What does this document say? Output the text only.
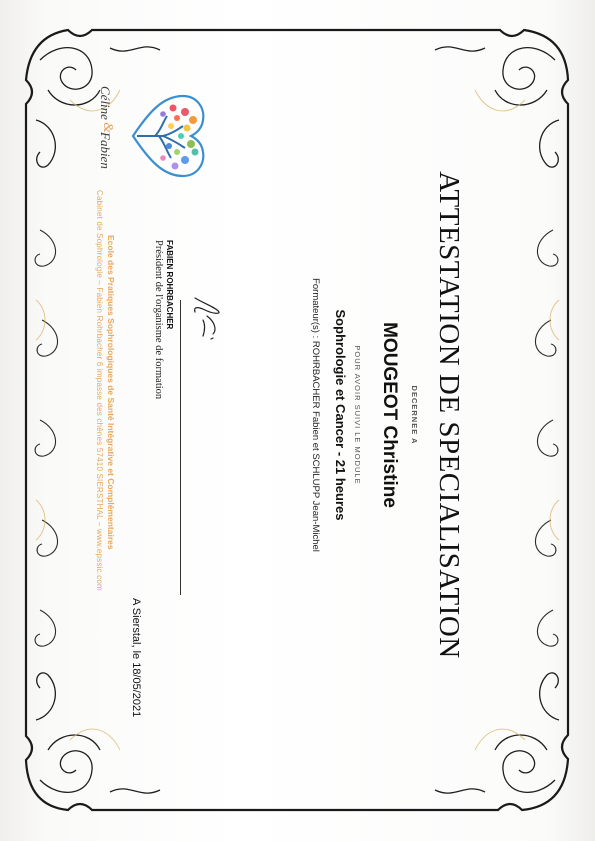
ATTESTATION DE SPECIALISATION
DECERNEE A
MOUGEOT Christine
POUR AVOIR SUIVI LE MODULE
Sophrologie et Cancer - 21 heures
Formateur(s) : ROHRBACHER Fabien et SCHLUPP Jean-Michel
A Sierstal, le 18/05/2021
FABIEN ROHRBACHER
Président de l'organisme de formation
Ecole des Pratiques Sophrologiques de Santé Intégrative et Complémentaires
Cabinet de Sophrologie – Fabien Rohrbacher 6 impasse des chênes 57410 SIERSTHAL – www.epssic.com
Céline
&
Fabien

========

- [WHAT IS ASKED]: Copy out all of the data word for word. Do not carry over any picture.

- [RESULT BELOW]:
What does this document say? Output the text only.
ATTESTATION DE SPECIALISATION
DECERNEE A
MOUGEOT Christine
POUR AVOIR SUIVI LE MODULE
Sophrologie et Cancer - 21 heures
Formateur(s) : ROHRBACHER Fabien et SCHLUPP Jean-Michel
A Sierstal, le 18/05/2021
FABIEN ROHRBACHER
Président de l'organisme de formation
Ecole des Pratiques Sophrologiques de Santé Intégrative et Complémentaires
Cabinet de Sophrologie – Fabien Rohrbacher 6 impasse des chênes 57410 SIERSTHAL – www.epssic.com
Céline
&
Fabien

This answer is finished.